▸ **What you have to do**
From the listing below, select every line where the word "werden" appears.

═══ Given data ═══

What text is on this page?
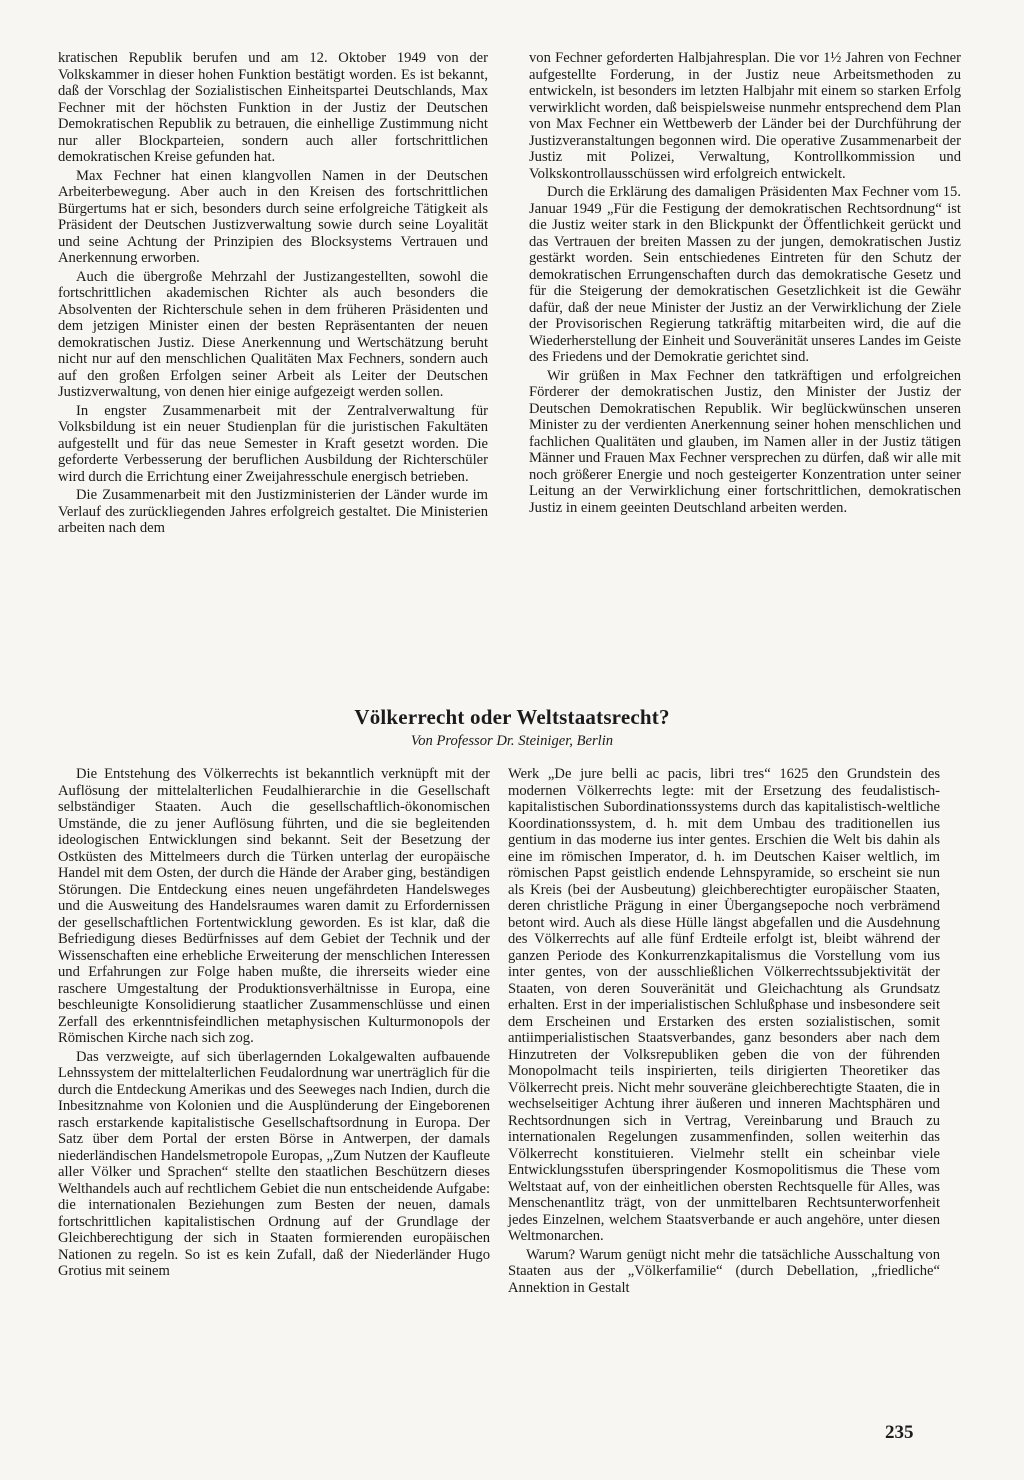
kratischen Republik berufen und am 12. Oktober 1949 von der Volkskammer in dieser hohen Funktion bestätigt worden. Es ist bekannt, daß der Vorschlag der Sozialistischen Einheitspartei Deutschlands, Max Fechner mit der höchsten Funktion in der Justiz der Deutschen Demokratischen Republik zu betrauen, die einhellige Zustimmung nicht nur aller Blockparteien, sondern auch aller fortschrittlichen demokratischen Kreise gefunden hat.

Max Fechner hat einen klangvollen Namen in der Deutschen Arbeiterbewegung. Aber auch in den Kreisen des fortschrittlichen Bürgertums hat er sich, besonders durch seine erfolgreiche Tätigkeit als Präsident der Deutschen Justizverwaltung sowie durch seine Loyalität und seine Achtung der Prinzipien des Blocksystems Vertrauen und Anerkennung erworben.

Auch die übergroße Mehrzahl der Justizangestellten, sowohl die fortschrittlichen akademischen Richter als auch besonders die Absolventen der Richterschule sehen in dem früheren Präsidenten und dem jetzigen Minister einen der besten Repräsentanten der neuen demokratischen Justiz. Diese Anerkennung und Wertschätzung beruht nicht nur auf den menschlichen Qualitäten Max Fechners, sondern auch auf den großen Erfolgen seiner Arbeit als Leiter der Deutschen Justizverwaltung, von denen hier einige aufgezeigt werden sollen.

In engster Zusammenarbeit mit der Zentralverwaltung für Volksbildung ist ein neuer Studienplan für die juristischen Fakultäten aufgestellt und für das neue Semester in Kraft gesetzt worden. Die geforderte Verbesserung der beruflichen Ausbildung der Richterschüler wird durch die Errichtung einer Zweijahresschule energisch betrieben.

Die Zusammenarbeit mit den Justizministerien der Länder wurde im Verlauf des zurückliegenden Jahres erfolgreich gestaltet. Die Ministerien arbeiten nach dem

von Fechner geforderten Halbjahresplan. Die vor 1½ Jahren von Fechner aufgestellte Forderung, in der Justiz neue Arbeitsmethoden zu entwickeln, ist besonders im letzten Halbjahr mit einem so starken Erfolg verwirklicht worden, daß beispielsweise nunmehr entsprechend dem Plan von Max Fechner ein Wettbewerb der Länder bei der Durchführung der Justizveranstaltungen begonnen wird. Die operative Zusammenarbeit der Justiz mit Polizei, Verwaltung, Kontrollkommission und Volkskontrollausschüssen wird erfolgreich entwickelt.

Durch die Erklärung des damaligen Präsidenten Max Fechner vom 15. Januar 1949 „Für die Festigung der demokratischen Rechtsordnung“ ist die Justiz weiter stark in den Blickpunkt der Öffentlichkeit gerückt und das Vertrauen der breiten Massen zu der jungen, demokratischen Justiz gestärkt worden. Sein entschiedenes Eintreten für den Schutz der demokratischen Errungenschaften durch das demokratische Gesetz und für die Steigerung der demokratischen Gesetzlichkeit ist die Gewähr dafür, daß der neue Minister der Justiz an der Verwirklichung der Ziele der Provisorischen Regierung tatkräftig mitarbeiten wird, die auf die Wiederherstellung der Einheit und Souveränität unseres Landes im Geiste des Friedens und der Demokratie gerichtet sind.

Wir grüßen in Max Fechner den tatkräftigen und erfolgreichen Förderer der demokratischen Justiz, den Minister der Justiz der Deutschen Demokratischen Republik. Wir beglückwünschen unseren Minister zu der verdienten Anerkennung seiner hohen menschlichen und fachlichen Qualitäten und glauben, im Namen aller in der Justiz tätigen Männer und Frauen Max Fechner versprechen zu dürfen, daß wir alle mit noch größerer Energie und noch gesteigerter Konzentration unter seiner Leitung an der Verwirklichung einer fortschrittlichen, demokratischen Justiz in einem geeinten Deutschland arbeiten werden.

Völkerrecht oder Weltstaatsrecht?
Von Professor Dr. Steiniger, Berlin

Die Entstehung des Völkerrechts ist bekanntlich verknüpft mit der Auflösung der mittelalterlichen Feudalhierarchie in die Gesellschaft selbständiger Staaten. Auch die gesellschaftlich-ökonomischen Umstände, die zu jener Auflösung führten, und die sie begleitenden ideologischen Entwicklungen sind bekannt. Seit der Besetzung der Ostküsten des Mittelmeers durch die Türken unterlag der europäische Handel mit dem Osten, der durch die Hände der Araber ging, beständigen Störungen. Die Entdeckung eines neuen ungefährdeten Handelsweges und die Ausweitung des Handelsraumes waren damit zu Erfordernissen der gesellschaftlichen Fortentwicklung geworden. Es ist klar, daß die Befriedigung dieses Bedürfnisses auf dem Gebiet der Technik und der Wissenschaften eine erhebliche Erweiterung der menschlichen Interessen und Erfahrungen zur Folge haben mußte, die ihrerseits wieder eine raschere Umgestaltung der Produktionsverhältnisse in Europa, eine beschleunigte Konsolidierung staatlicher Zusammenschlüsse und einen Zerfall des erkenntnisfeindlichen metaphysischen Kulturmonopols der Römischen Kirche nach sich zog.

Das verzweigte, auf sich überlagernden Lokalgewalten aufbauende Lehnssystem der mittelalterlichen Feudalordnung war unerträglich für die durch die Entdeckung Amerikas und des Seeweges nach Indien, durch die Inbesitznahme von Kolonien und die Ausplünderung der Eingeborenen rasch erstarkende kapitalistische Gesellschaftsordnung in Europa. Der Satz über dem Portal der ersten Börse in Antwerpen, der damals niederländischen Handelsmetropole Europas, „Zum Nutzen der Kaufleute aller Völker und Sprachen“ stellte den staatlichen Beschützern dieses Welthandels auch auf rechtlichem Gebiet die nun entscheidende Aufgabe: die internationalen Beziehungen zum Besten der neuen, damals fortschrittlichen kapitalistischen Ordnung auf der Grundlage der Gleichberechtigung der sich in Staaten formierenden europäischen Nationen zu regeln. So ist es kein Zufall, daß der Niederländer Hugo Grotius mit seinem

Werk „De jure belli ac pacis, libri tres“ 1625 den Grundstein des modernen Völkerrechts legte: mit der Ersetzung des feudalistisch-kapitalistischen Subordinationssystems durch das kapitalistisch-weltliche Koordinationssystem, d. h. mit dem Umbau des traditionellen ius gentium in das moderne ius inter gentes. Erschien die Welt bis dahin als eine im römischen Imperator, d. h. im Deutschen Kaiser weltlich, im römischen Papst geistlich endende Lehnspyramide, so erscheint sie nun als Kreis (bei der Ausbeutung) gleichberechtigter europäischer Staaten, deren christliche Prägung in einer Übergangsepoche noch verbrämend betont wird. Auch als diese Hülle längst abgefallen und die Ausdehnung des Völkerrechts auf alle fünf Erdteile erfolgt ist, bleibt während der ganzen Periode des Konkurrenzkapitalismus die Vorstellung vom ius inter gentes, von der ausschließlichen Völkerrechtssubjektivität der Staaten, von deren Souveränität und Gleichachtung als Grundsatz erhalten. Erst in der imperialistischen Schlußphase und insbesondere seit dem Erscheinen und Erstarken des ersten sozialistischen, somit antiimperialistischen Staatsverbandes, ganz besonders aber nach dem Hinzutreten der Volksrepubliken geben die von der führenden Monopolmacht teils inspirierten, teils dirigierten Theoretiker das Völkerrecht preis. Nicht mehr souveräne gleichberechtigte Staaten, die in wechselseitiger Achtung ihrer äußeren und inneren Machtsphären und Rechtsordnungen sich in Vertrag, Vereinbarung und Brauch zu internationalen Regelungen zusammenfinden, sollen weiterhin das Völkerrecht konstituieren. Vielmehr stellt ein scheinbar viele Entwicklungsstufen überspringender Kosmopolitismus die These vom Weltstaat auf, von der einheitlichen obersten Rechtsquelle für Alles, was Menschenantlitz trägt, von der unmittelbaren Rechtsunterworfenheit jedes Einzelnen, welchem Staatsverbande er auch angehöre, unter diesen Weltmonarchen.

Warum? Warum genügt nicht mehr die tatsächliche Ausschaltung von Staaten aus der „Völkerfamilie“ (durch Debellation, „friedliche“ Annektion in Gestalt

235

═══

▸ **Result for this task**
Auch die übergroße Mehrzahl der Justizangestellten, sowohl die fortschrittlichen akademischen Richter als auch besonders die Absolventen der Richterschule sehen in dem früheren Präsidenten und dem jetzigen Minister einen der besten Repräsentanten der neuen demokratischen Justiz. Diese Anerkennung und Wertschätzung beruht nicht nur auf den menschlichen Qualitäten Max Fechners, sondern auch auf den großen Erfolgen seiner Arbeit als Leiter der Deutschen Justizverwaltung, von denen hier einige aufgezeigt werden sollen.
Wir grüßen in Max Fechner den tatkräftigen und erfolgreichen Förderer der demokratischen Justiz, den Minister der Justiz der Deutschen Demokratischen Republik. Wir beglückwünschen unseren Minister zu der verdienten Anerkennung seiner hohen menschlichen und fachlichen Qualitäten und glauben, im Namen aller in der Justiz tätigen Männer und Frauen Max Fechner versprechen zu dürfen, daß wir alle mit noch größerer Energie und noch gesteigerter Konzentration unter seiner Leitung an der Verwirklichung einer fortschrittlichen, demokratischen Justiz in einem geeinten Deutschland arbeiten werden.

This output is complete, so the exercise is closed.